▶ [Collected data]
_ _ _ _ _ _ _

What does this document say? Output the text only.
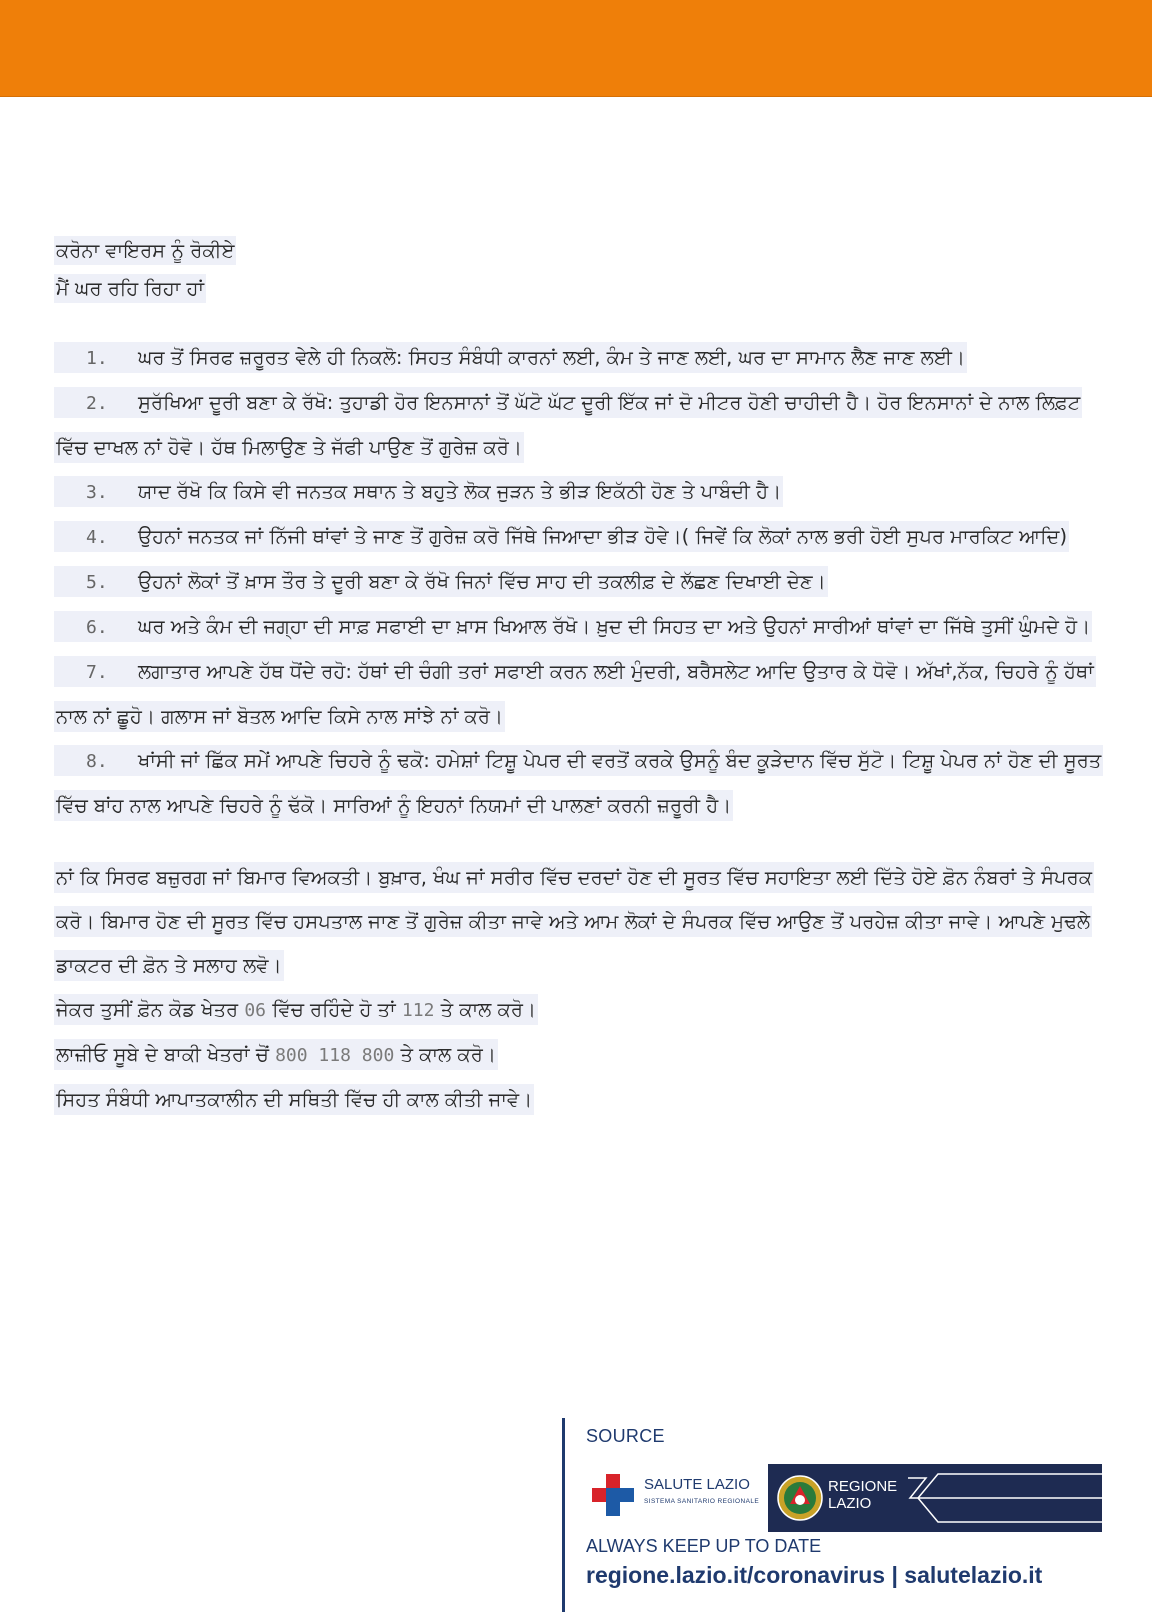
ਕਰੋਨਾ ਵਾਇਰਸ ਨੂੰ ਰੋਕੀਏ
ਮੈਂ ਘਰ ਰਹਿ ਰਿਹਾ ਹਾਂ
1. ਘਰ ਤੋਂ ਸਿਰਫ ਜ਼ਰੂਰਤ ਵੇਲੇ ਹੀ ਨਿਕਲੋ: ਸਿਹਤ ਸੰਬੰਧੀ ਕਾਰਨਾਂ ਲਈ, ਕੰਮ ਤੇ ਜਾਣ ਲਈ, ਘਰ ਦਾ ਸਾਮਾਨ ਲੈਣ ਜਾਣ ਲਈ।
2. ਸੁਰੱਖਿਆ ਦੂਰੀ ਬਣਾ ਕੇ ਰੱਖੋ: ਤੁਹਾਡੀ ਹੋਰ ਇਨਸਾਨਾਂ ਤੋਂ ਘੱਟੋ ਘੱਟ ਦੂਰੀ ਇੱਕ ਜਾਂ ਦੋ ਮੀਟਰ ਹੋਣੀ ਚਾਹੀਦੀ ਹੈ। ਹੋਰ ਇਨਸਾਨਾਂ ਦੇ ਨਾਲ ਲਿਫ਼ਟ ਵਿੱਚ ਦਾਖਲ ਨਾਂ ਹੋਵੋ। ਹੱਥ ਮਿਲਾਉਣ ਤੇ ਜੱਫੀ ਪਾਉਣ ਤੋਂ ਗੁਰੇਜ਼ ਕਰੋ।
3. ਯਾਦ ਰੱਖੋ ਕਿ ਕਿਸੇ ਵੀ ਜਨਤਕ ਸਥਾਨ ਤੇ ਬਹੁਤੇ ਲੋਕ ਜੁੜਨ ਤੇ ਭੀੜ ਇਕੱਠੀ ਹੋਣ ਤੇ ਪਾਬੰਦੀ ਹੈ।
4. ਉਹਨਾਂ ਜਨਤਕ ਜਾਂ ਨਿੱਜੀ ਥਾਂਵਾਂ ਤੇ ਜਾਣ ਤੋਂ ਗੁਰੇਜ਼ ਕਰੋ ਜਿੱਥੇ ਜਿਆਦਾ ਭੀੜ ਹੋਵੇ।( ਜਿਵੇਂ ਕਿ ਲੋਕਾਂ ਨਾਲ ਭਰੀ ਹੋਈ ਸੁਪਰ ਮਾਰਕਿਟ ਆਦਿ)
5. ਉਹਨਾਂ ਲੋਕਾਂ ਤੋਂ ਖ਼ਾਸ ਤੌਰ ਤੇ ਦੂਰੀ ਬਣਾ ਕੇ ਰੱਖੋ ਜਿਨਾਂ ਵਿੱਚ ਸਾਹ ਦੀ ਤਕਲੀਫ਼ ਦੇ ਲੱਛਣ ਦਿਖਾਈ ਦੇਣ।
6. ਘਰ ਅਤੇ ਕੰਮ ਦੀ ਜਗ੍ਹਾ ਦੀ ਸਾਫ਼ ਸਫਾਈ ਦਾ ਖ਼ਾਸ ਖਿਆਲ ਰੱਖੋ। ਖ਼ੁਦ ਦੀ ਸਿਹਤ ਦਾ ਅਤੇ ਉਹਨਾਂ ਸਾਰੀਆਂ ਥਾਂਵਾਂ ਦਾ ਜਿੱਥੇ ਤੁਸੀਂ ਘੁੰਮਦੇ ਹੋ।
7. ਲਗਾਤਾਰ ਆਪਣੇ ਹੱਥ ਧੋਂਦੇ ਰਹੋ: ਹੱਥਾਂ ਦੀ ਚੰਗੀ ਤਰਾਂ ਸਫਾਈ ਕਰਨ ਲਈ ਮੁੰਦਰੀ, ਬਰੈਸਲੇਟ ਆਦਿ ਉਤਾਰ ਕੇ ਧੋਵੋ। ਅੱਖਾਂ,ਨੱਕ, ਚਿਹਰੇ ਨੂੰ ਹੱਥਾਂ ਨਾਲ ਨਾਂ ਛੂਹੋ। ਗਲਾਸ ਜਾਂ ਬੋਤਲ ਆਦਿ ਕਿਸੇ ਨਾਲ ਸਾਂਝੇ ਨਾਂ ਕਰੋ।
8. ਖਾਂਸੀ ਜਾਂ ਛਿੱਕ ਸਮੇਂ ਆਪਣੇ ਚਿਹਰੇ ਨੂੰ ਢਕੋ: ਹਮੇਸ਼ਾਂ ਟਿਸ਼ੂ ਪੇਪਰ ਦੀ ਵਰਤੋਂ ਕਰਕੇ ਉਸਨੂੰ ਬੰਦ ਕੂੜੇਦਾਨ ਵਿੱਚ ਸੁੱਟੋ। ਟਿਸ਼ੂ ਪੇਪਰ ਨਾਂ ਹੋਣ ਦੀ ਸੂਰਤ ਵਿੱਚ ਬਾਂਹ ਨਾਲ ਆਪਣੇ ਚਿਹਰੇ ਨੂੰ ਢੱਕੋ। ਸਾਰਿਆਂ ਨੂੰ ਇਹਨਾਂ ਨਿਯਮਾਂ ਦੀ ਪਾਲਣਾਂ ਕਰਨੀ ਜ਼ਰੂਰੀ ਹੈ।
ਨਾਂ ਕਿ ਸਿਰਫ ਬਜ਼ੁਰਗ ਜਾਂ ਬਿਮਾਰ ਵਿਅਕਤੀ। ਬੁਖ਼ਾਰ, ਖੰਘ ਜਾਂ ਸਰੀਰ ਵਿੱਚ ਦਰਦਾਂ ਹੋਣ ਦੀ ਸੂਰਤ ਵਿੱਚ ਸਹਾਇਤਾ ਲਈ ਦਿੱਤੇ ਹੋਏ ਫ਼ੋਨ ਨੰਬਰਾਂ ਤੇ ਸੰਪਰਕ ਕਰੋ। ਬਿਮਾਰ ਹੋਣ ਦੀ ਸੂਰਤ ਵਿੱਚ ਹਸਪਤਾਲ ਜਾਣ ਤੋਂ ਗੁਰੇਜ਼ ਕੀਤਾ ਜਾਵੇ ਅਤੇ ਆਮ ਲੋਕਾਂ ਦੇ ਸੰਪਰਕ ਵਿੱਚ ਆਉਣ ਤੋਂ ਪਰਹੇਜ਼ ਕੀਤਾ ਜਾਵੇ। ਆਪਣੇ ਮੁਢਲੇ ਡਾਕਟਰ ਦੀ ਫ਼ੋਨ ਤੇ ਸਲਾਹ ਲਵੋ।
ਜੇਕਰ ਤੁਸੀਂ ਫ਼ੋਨ ਕੋਡ ਖੇਤਰ 06 ਵਿੱਚ ਰਹਿੰਦੇ ਹੋ ਤਾਂ 112 ਤੇ ਕਾਲ ਕਰੋ।
ਲਾਜ਼ੀਓ ਸੂਬੇ ਦੇ ਬਾਕੀ ਖੇਤਰਾਂ ਚੋਂ 800 118 800 ਤੇ ਕਾਲ ਕਰੋ।
ਸਿਹਤ ਸੰਬੰਧੀ ਆਪਾਤਕਾਲੀਨ ਦੀ ਸਥਿਤੀ ਵਿੱਚ ਹੀ ਕਾਲ ਕੀਤੀ ਜਾਵੇ।
SOURCE
SALUTE LAZIO
SISTEMA SANITARIO REGIONALE
REGIONE
LAZIO
ALWAYS KEEP UP TO DATE
regione.lazio.it/coronavirus | salutelazio.it
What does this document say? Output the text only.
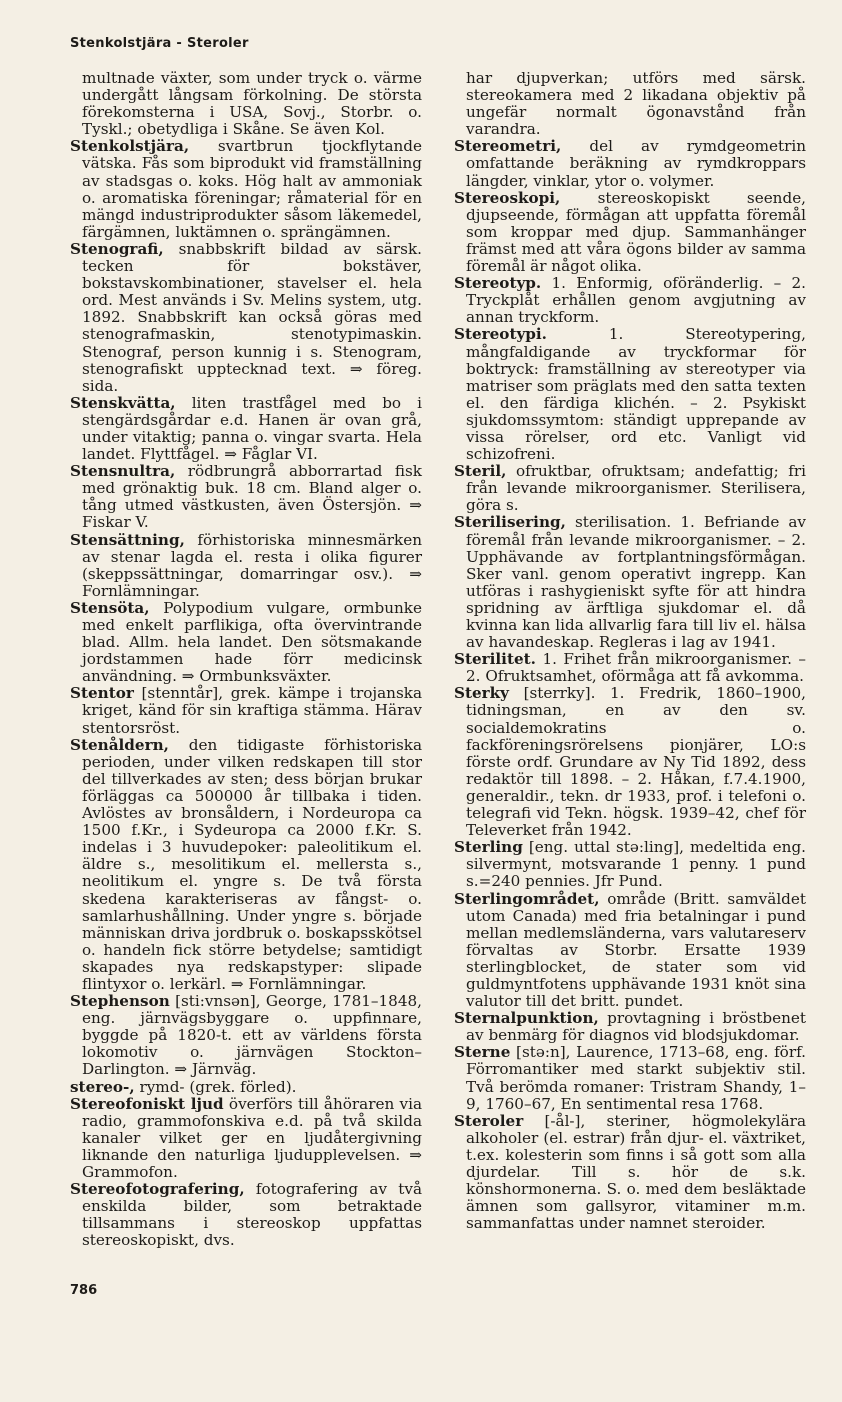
Stenkolstjära - Steroler

multnade växter, som under tryck o. värme undergått långsam förkolning. De största förekomsterna i USA, Sovj., Storbr. o. Tyskl.; obetydliga i Skåne. Se även Kol.

Stenkolstjära, svartbrun tjockflytande vätska. Fås som biprodukt vid framställning av stadsgas o. koks. Hög halt av ammoniak o. aromatiska föreningar; råmaterial för en mängd industriprodukter såsom läkemedel, färgämnen, luktämnen o. sprängämnen.

Stenografi, snabbskrift bildad av särsk. tecken för bokstäver, bokstavskombinationer, stavelser el. hela ord. Mest används i Sv. Melins system, utg. 1892. Snabbskrift kan också göras med stenografmaskin, stenotypimaskin. Stenograf, person kunnig i s. Stenogram, stenografiskt upptecknad text. ⇒ föreg. sida.

Stenskvätta, liten trastfågel med bo i stengärdsgårdar e.d. Hanen är ovan grå, under vitaktig; panna o. vingar svarta. Hela landet. Flyttfågel. ⇒ Fåglar VI.

Stensnultra, rödbrungrå abborrartad fisk med grönaktig buk. 18 cm. Bland alger o. tång utmed västkusten, även Östersjön. ⇒ Fiskar V.

Stensättning, förhistoriska minnesmärken av stenar lagda el. resta i olika figurer (skeppssättningar, domarringar osv.). ⇒ Fornlämningar.

Stensöta, Polypodium vulgare, ormbunke med enkelt parflikiga, ofta övervintrande blad. Allm. hela landet. Den sötsmakande jordstammen hade förr medicinsk användning. ⇒ Ormbunksväxter.

Stentor [stenntår], grek. kämpe i trojanska kriget, känd för sin kraftiga stämma. Härav stentorsröst.

Stenåldern, den tidigaste förhistoriska perioden, under vilken redskapen till stor del tillverkades av sten; dess början brukar förläggas ca 500000 år tillbaka i tiden. Avlöstes av bronsåldern, i Nordeuropa ca 1500 f.Kr., i Sydeuropa ca 2000 f.Kr. S. indelas i 3 huvudepoker: paleolitikum el. äldre s., mesolitikum el. mellersta s., neolitikum el. yngre s. De två första skedena karakteriseras av fångst- o. samlarhushållning. Under yngre s. började människan driva jordbruk o. boskapsskötsel o. handeln fick större betydelse; samtidigt skapades nya redskapstyper: slipade flintyxor o. lerkärl. ⇒ Fornlämningar.

Stephenson [sti:vnsən], George, 1781–1848, eng. järnvägsbyggare o. uppfinnare, byggde på 1820-t. ett av världens första lokomotiv o. järnvägen Stockton–Darlington. ⇒ Järnväg.

stereo-, rymd- (grek. förled).

Stereofoniskt ljud överförs till åhöraren via radio, grammofonskiva e.d. på två skilda kanaler vilket ger en ljudåtergivning liknande den naturliga ljudupplevelsen. ⇒ Grammofon.

Stereofotografering, fotografering av två enskilda bilder, som betraktade tillsammans i stereoskop uppfattas stereoskopiskt, dvs.

har djupverkan; utförs med särsk. stereokamera med 2 likadana objektiv på ungefär normalt ögonavstånd från varandra.

Stereometri, del av rymdgeometrin omfattande beräkning av rymdkroppars längder, vinklar, ytor o. volymer.

Stereoskopi, stereoskopiskt seende, djupseende, förmågan att uppfatta föremål som kroppar med djup. Sammanhänger främst med att våra ögons bilder av samma föremål är något olika.

Stereotyp. 1. Enformig, oföränderlig. – 2. Tryckplåt erhållen genom avgjutning av annan tryckform.

Stereotypi.	1. Stereotypering, mångfaldigande av tryckformar för boktryck: framställning av stereotyper via matriser som präglats med den satta texten el. den färdiga klichén. – 2. Psykiskt sjukdomssymtom: ständigt upprepande av vissa rörelser, ord etc. Vanligt vid schizofreni.

Steril, ofruktbar, ofruktsam; andefattig; fri från levande mikroorganismer. Sterilisera, göra s.

Sterilisering, sterilisation. 1. Befriande av föremål från levande mikroorganismer. – 2. Upphävande av fortplantningsförmågan. Sker vanl. genom operativt ingrepp. Kan utföras i rashygieniskt syfte för att hindra spridning av ärftliga sjukdomar el. då kvinna kan lida allvarlig fara till liv el. hälsa av havandeskap. Regleras i lag av 1941.

Sterilitet. 1. Frihet från mikroorganismer. – 2. Ofruktsamhet, oförmåga att få avkomma.

Sterky [sterrky]. 1. Fredrik, 1860–1900, tidningsman, en av den sv. socialdemokratins o. fackföreningsrörelsens pionjärer, LO:s förste ordf. Grundare av Ny Tid 1892, dess redaktör till 1898. – 2. Håkan, f.7.4.1900, generaldir., tekn. dr 1933, prof. i telefoni o. telegrafi vid Tekn. högsk. 1939–42, chef för Televerket från 1942.

Sterling [eng. uttal stə:ling], medeltida eng. silvermynt, motsvarande 1 penny. 1 pund s.=240 pennies. Jfr Pund.

Sterlingområdet, område (Britt. samväldet utom Canada) med fria betalningar i pund mellan medlemsländerna, vars valutareserv förvaltas av Storbr. Ersatte 1939 sterlingblocket, de stater som vid guldmyntfotens upphävande 1931 knöt sina valutor till det britt. pundet.

Sternalpunktion, provtagning i bröstbenet av benmärg för diagnos vid blodsjukdomar.

Sterne [stə:n], Laurence, 1713–68, eng. förf. Förromantiker med starkt subjektiv stil. Två berömda romaner: Tristram Shandy, 1–9, 1760–67, En sentimental resa 1768.

Steroler [-ål-], steriner, högmolekylära alkoholer (el. estrar) från djur- el. växtriket, t.ex. kolesterin som finns i så gott som alla djurdelar. Till s. hör de s.k. könshormonerna. S. o. med dem besläktade ämnen som gallsyror, vitaminer m.m. sammanfattas under namnet steroider.

786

_ _ _ _ _ _ _

▶ [PROMPT]
Every line in the data above that contains the word "även" should be copied.

▶ [OUTPUT]
multnade växter, som under tryck o. värme undergått långsam förkolning. De största förekomsterna i USA, Sovj., Storbr. o. Tyskl.; obetydliga i Skåne. Se även Kol.
Stensnultra, rödbrungrå abborrartad fisk med grönaktig buk. 18 cm. Bland alger o. tång utmed västkusten, även Östersjön. ⇒ Fiskar V.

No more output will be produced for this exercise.